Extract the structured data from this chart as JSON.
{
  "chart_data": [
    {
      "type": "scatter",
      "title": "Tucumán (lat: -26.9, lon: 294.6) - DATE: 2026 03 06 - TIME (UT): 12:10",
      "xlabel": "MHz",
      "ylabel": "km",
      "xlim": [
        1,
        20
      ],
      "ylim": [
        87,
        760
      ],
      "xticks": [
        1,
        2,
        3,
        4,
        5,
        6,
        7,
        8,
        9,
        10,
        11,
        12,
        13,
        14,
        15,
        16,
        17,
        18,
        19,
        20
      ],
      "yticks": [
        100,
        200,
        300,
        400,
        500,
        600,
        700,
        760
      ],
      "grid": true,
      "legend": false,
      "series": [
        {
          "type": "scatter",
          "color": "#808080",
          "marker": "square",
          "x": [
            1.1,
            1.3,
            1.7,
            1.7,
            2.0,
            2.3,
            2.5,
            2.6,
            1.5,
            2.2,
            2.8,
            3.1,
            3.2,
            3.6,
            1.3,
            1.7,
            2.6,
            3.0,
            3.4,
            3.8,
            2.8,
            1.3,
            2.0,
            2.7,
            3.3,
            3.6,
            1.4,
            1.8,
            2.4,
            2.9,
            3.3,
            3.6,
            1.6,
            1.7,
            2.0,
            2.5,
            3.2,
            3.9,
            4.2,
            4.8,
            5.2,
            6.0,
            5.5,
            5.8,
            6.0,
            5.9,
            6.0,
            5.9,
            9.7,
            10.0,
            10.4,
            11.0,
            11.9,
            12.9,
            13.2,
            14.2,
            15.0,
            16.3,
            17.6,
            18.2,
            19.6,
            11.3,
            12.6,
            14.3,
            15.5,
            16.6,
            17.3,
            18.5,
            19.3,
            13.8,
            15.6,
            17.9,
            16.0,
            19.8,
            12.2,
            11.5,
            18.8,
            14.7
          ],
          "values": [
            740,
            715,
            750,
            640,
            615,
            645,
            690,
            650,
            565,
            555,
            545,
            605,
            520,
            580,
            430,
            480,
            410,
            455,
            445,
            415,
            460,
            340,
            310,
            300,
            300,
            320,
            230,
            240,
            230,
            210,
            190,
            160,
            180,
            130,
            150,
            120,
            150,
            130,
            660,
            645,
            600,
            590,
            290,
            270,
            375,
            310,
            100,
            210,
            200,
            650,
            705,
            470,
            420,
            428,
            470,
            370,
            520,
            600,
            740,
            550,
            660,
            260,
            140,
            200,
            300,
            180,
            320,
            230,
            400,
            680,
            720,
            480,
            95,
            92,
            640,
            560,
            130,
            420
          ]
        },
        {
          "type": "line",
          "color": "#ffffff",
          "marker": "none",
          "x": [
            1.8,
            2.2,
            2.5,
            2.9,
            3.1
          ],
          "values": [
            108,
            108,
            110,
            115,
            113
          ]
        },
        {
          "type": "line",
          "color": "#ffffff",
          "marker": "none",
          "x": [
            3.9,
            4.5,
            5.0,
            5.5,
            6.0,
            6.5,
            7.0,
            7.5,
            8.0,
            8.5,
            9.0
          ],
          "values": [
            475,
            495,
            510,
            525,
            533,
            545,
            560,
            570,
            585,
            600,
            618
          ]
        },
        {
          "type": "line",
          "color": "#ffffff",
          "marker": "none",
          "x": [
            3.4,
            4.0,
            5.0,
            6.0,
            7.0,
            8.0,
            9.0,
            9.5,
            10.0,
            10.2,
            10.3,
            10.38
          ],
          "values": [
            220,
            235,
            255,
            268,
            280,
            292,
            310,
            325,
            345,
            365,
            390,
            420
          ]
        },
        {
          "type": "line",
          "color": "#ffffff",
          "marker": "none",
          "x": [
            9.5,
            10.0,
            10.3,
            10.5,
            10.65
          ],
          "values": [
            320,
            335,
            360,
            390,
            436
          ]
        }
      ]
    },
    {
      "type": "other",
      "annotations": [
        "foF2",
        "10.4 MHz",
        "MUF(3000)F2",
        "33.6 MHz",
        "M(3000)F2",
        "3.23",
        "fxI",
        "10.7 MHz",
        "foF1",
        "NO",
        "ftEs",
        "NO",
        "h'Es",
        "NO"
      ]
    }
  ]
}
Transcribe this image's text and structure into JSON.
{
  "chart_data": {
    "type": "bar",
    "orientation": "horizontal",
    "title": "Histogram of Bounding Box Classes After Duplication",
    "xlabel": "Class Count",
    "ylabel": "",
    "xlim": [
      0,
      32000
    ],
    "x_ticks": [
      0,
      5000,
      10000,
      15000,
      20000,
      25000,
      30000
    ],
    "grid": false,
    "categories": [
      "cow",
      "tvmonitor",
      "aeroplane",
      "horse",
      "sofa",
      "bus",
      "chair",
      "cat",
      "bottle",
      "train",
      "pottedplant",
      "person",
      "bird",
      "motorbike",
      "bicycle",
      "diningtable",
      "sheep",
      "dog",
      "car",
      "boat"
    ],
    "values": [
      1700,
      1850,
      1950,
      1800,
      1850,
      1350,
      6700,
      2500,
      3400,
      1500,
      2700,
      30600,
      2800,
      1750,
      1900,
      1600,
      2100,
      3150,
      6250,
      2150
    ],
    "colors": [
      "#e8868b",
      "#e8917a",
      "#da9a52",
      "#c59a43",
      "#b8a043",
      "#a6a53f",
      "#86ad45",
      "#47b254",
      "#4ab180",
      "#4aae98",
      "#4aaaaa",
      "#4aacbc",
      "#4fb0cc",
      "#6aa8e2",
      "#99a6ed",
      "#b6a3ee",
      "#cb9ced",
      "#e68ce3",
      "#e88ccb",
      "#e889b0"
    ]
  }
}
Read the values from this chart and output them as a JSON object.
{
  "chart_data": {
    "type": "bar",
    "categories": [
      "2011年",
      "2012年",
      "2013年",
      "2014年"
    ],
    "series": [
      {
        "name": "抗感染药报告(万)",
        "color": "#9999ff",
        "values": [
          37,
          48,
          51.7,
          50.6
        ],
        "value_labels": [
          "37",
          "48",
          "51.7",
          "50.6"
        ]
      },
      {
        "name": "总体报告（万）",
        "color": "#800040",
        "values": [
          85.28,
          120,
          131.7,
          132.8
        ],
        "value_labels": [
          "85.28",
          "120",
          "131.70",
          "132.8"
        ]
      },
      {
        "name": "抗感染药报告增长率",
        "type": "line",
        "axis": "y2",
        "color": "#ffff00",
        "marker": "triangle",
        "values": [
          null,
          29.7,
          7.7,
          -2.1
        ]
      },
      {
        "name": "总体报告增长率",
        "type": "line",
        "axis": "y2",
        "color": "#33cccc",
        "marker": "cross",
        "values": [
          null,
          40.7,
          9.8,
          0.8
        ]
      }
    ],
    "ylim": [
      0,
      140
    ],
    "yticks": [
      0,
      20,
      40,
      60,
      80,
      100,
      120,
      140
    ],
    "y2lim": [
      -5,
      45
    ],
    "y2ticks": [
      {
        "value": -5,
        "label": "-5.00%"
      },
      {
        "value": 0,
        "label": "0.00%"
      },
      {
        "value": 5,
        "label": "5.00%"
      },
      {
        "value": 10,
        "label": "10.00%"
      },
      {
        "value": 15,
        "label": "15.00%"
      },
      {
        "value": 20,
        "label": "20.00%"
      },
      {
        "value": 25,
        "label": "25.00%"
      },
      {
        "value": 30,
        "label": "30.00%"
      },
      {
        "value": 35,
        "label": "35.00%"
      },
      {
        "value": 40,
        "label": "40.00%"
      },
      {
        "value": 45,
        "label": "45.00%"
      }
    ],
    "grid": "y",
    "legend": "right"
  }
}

[Given exercise]: Looking at the entries above, state how many lines contain "name"; give the number alone.

[The reply]: 4